═══ Supplied data ═══
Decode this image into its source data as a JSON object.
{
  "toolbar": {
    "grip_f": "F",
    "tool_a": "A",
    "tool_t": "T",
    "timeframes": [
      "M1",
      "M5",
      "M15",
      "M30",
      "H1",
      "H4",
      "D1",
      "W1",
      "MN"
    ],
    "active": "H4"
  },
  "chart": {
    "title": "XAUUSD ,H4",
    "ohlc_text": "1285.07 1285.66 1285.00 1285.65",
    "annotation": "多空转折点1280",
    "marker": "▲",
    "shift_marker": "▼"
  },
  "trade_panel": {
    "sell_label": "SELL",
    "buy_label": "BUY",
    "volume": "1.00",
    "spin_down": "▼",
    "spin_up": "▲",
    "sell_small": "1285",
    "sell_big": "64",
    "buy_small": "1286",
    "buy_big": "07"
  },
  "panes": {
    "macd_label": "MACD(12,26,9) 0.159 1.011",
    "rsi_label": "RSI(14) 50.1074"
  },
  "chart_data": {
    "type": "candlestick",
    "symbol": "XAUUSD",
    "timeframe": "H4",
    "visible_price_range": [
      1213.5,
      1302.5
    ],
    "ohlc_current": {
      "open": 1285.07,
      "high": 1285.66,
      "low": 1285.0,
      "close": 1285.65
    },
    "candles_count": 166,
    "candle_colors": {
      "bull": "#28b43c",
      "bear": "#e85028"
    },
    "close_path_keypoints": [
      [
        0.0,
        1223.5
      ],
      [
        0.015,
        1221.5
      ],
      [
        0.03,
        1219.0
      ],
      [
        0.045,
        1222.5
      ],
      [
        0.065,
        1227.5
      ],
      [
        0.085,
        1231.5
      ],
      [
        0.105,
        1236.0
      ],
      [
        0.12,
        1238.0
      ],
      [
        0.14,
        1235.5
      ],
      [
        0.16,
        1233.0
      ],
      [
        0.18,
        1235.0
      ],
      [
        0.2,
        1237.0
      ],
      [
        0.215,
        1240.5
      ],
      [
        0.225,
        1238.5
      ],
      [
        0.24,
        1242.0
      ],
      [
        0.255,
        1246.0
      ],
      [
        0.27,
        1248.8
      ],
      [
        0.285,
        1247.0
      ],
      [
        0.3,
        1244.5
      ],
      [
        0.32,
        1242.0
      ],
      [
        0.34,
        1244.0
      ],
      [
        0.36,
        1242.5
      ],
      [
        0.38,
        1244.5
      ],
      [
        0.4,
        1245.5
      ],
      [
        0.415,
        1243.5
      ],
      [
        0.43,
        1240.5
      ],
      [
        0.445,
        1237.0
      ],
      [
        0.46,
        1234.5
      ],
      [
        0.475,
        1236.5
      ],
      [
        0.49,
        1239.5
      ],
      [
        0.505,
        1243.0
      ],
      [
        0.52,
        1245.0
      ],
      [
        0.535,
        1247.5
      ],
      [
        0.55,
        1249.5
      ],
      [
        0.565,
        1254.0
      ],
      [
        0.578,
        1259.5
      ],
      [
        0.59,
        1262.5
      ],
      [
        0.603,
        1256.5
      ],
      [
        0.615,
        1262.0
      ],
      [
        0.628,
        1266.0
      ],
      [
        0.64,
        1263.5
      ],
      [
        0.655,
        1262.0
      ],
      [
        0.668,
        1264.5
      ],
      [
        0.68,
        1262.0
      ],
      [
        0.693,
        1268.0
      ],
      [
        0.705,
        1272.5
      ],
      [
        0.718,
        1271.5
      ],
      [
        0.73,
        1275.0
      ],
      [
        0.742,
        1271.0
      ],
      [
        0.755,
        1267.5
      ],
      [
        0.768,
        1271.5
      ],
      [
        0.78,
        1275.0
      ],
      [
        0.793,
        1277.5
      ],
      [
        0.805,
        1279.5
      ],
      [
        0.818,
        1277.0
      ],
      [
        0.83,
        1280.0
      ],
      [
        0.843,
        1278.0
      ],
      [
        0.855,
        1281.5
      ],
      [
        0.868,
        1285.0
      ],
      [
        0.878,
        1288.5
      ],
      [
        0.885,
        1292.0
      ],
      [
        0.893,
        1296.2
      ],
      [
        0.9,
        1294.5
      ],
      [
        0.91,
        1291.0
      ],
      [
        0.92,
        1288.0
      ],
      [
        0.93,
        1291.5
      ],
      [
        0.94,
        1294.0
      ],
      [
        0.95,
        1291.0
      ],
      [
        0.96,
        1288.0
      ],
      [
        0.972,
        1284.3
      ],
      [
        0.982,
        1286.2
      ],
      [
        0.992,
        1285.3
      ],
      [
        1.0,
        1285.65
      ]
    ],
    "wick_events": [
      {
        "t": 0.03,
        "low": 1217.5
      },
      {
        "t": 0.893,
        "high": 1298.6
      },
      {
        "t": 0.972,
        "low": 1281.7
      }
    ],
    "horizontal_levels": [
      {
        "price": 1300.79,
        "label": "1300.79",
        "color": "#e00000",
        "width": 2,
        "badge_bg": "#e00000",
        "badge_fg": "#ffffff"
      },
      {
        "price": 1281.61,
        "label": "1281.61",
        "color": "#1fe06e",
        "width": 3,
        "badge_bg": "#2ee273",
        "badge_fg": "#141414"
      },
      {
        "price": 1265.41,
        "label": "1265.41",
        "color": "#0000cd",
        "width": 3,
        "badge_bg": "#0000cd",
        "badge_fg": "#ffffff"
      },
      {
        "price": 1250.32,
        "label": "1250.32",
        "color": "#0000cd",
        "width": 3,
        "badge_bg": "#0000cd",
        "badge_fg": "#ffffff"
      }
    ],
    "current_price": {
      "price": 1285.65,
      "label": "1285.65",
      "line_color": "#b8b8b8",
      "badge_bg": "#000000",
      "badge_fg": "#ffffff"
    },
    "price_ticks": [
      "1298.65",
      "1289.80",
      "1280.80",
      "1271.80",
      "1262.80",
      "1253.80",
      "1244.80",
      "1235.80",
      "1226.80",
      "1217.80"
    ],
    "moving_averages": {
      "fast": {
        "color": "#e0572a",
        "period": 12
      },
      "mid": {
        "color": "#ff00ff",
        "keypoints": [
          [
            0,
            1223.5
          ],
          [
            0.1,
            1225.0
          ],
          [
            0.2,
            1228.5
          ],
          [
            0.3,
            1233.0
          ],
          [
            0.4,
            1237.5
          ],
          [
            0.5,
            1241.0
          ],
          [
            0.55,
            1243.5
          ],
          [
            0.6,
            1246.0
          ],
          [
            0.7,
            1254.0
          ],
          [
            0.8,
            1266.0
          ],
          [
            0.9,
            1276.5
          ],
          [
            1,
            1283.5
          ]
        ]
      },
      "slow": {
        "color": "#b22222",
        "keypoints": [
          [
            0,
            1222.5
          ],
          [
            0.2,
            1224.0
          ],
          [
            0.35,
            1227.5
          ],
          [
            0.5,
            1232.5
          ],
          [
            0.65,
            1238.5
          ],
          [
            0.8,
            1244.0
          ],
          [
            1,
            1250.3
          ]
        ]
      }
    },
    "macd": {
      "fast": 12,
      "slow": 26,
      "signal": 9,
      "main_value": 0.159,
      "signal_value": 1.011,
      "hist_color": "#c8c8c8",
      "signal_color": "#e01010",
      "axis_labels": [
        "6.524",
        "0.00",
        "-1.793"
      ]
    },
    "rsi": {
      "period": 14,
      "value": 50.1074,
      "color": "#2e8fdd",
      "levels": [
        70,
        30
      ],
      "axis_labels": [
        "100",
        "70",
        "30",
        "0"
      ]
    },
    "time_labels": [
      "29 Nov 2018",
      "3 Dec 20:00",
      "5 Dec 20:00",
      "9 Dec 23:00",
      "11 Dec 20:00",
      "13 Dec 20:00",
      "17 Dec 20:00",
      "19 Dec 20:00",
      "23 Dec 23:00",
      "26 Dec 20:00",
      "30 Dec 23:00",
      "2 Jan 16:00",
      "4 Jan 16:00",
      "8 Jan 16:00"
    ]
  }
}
═══
═══ Supplied data ═══
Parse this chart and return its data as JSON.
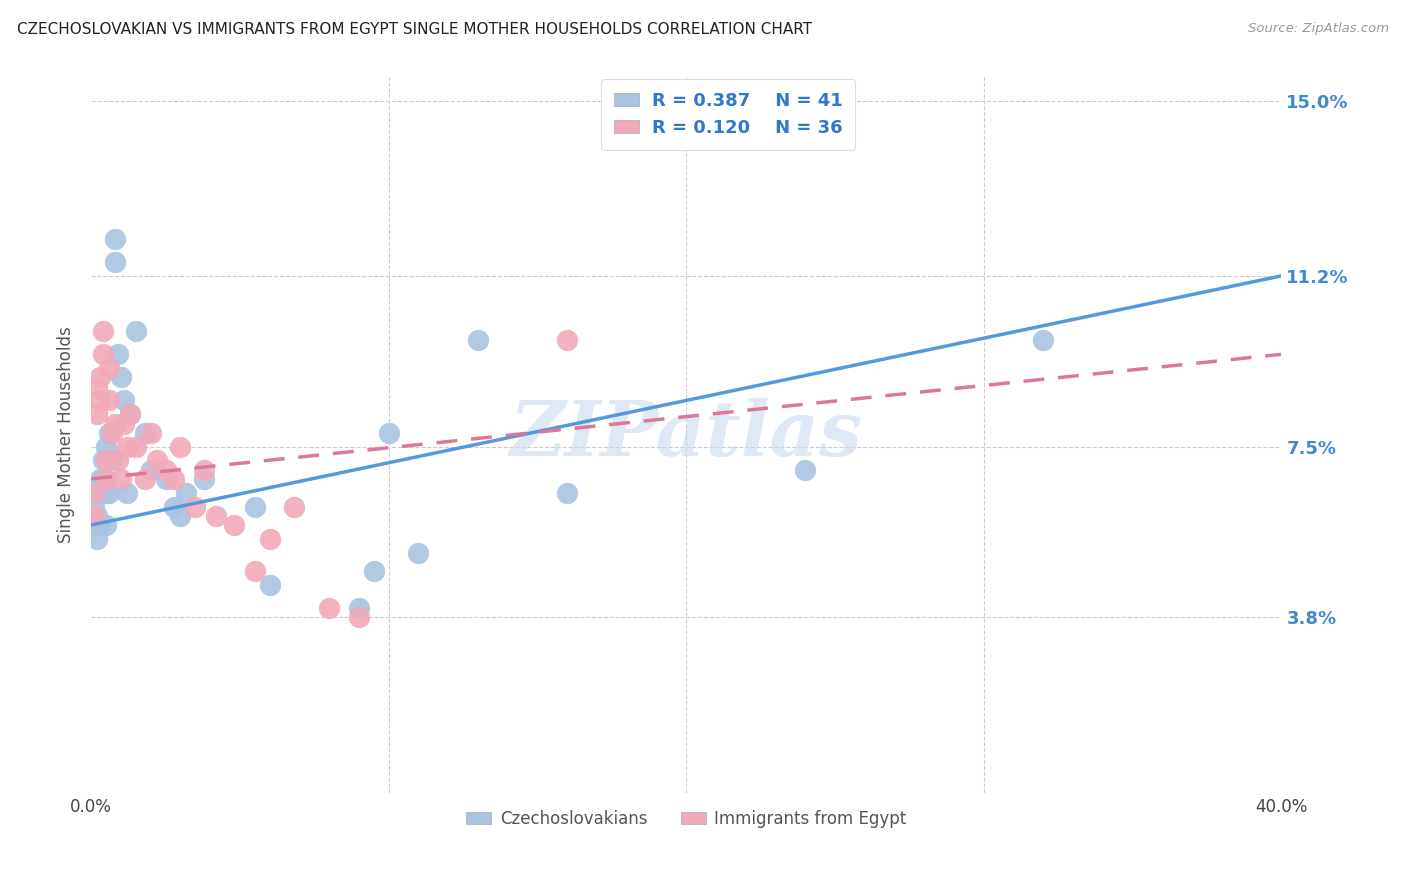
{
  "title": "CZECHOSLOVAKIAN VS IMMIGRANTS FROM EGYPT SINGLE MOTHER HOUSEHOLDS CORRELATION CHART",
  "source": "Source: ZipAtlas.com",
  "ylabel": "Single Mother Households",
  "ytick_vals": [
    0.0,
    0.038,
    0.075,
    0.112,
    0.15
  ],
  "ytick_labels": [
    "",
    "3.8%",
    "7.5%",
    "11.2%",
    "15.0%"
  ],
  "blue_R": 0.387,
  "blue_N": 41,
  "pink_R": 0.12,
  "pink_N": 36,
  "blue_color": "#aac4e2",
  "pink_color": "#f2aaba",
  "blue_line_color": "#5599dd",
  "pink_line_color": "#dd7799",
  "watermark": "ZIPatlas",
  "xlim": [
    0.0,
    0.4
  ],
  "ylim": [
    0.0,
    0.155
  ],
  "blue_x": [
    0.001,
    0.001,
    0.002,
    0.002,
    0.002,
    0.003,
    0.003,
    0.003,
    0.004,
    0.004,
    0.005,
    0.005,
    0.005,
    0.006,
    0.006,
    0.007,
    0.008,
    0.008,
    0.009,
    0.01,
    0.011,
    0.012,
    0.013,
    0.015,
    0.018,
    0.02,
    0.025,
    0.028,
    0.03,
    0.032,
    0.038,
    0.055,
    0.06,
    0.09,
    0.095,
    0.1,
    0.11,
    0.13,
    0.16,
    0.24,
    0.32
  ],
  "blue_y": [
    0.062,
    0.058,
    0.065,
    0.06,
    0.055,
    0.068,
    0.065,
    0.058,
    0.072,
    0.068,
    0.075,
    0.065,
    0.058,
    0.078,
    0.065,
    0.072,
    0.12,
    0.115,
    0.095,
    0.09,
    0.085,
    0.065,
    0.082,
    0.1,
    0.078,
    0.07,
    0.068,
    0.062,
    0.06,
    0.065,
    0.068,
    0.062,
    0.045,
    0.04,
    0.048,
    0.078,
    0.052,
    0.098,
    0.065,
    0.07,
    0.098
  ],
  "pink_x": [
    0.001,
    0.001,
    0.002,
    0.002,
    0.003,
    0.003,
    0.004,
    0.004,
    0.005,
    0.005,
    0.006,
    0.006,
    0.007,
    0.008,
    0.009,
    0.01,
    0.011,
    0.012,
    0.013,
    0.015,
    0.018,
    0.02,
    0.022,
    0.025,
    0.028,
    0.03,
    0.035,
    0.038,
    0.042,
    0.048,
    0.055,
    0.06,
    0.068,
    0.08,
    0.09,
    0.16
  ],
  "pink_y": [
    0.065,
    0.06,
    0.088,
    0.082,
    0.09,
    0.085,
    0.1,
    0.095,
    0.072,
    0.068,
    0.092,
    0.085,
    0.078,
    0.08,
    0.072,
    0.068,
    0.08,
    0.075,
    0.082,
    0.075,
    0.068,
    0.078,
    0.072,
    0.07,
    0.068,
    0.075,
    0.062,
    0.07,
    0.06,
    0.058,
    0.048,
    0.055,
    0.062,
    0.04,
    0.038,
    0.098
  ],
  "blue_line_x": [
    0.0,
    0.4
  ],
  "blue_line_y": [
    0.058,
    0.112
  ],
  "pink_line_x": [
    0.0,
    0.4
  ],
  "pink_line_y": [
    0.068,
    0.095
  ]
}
═══
Exercise description: List all lines where "this" occurs.

Task solution:
Decode this image into its source data as a JSON object.
Parse this chart and return its data as JSON.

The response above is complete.